┏━━

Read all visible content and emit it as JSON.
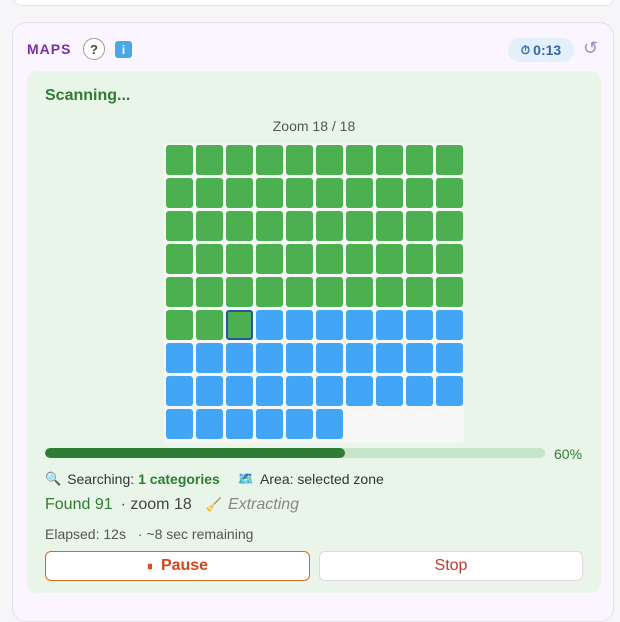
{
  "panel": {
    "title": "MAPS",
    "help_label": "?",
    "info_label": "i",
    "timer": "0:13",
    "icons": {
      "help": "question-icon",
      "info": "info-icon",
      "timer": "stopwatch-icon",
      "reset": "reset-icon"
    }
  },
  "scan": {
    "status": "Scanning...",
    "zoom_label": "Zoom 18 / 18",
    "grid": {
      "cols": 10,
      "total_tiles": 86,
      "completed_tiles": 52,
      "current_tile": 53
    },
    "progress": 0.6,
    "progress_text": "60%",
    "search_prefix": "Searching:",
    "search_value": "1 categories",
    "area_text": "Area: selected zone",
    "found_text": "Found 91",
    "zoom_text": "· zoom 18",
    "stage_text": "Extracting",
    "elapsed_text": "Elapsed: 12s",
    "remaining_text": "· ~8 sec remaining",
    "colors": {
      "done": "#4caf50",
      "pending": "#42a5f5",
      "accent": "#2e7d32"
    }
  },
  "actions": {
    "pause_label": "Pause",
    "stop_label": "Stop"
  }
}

┗━━
┏━━

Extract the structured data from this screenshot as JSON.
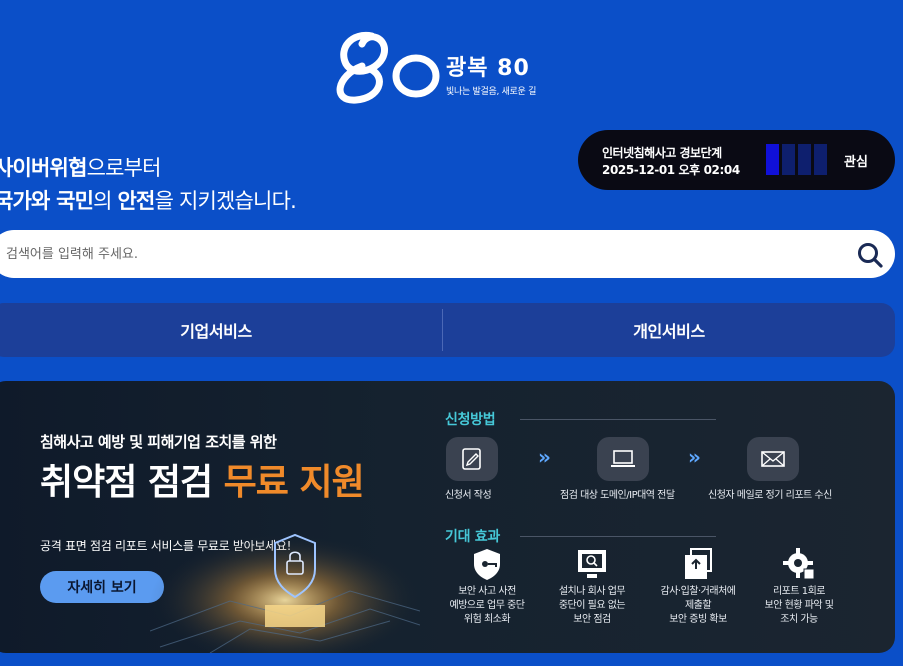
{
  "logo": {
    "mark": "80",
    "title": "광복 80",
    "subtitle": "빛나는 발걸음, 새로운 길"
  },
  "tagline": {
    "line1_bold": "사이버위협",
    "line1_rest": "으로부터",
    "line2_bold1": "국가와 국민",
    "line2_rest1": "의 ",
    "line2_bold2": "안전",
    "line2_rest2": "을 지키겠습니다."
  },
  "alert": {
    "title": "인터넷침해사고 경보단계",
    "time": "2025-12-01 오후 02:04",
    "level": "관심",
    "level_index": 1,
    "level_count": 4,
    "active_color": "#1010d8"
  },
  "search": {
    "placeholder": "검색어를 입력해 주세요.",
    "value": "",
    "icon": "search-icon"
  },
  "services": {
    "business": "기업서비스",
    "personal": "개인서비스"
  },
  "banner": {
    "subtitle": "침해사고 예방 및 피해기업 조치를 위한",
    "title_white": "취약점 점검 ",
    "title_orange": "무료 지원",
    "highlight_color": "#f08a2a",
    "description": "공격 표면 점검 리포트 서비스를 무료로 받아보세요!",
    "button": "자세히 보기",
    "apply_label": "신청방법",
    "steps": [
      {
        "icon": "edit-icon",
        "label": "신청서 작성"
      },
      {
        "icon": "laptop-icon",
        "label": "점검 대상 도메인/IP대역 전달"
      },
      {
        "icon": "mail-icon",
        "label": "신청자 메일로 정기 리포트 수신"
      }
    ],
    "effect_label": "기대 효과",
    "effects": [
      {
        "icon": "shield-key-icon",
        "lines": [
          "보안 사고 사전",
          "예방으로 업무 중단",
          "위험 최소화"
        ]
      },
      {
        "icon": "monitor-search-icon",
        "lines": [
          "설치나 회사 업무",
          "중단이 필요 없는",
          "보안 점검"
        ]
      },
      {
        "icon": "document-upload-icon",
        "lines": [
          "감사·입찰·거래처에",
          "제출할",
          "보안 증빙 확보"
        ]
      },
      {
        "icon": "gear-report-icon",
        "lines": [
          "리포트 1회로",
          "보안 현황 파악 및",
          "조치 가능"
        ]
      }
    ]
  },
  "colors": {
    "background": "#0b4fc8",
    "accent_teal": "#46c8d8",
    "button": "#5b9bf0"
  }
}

┗━━
┏━━

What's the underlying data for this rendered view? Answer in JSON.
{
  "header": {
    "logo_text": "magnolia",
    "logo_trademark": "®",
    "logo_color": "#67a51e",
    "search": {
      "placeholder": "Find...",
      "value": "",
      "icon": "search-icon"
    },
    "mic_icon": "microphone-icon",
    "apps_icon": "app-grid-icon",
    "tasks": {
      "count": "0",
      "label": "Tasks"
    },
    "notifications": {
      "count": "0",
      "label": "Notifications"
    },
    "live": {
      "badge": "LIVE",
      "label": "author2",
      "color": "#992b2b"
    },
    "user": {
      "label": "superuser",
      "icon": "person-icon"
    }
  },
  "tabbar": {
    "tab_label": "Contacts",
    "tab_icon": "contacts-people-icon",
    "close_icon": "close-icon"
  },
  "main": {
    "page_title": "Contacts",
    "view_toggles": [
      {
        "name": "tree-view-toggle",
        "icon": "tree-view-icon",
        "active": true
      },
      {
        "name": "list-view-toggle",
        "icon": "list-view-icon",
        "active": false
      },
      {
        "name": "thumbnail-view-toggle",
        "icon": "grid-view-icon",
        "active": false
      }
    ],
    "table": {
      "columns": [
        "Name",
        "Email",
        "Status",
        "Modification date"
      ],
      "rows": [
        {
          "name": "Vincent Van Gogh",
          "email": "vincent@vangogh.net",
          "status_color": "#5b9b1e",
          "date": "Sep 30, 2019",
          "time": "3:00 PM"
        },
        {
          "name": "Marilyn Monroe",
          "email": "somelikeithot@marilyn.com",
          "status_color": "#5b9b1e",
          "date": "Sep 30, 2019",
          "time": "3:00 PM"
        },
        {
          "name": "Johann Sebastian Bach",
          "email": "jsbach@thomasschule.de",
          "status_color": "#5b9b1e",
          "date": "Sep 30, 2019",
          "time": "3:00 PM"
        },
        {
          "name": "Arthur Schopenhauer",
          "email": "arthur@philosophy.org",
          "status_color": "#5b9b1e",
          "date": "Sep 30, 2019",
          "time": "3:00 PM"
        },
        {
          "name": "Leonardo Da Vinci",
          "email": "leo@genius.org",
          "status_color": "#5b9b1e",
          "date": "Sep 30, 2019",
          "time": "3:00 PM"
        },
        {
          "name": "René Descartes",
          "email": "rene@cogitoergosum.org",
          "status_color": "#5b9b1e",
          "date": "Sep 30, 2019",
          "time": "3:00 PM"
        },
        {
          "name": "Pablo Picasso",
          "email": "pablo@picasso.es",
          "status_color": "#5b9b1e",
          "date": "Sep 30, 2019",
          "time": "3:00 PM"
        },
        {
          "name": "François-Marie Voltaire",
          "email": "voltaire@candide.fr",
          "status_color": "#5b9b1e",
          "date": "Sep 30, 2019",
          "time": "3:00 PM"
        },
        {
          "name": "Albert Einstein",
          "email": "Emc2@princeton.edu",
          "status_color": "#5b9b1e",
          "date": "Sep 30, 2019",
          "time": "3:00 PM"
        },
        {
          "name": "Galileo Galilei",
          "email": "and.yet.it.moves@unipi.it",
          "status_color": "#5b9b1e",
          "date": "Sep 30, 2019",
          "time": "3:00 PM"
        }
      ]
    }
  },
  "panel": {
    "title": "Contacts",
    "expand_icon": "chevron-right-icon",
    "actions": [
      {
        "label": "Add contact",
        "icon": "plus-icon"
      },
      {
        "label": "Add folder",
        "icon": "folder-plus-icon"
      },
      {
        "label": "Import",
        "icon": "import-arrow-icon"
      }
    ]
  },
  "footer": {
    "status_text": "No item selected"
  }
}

┗━━

▸ GIVEN EXERCISE
In the entries above, identify every line with the word "plus". Copy those lines.

▸ RESULT
        "icon": "plus-icon"
        "icon": "folder-plus-icon"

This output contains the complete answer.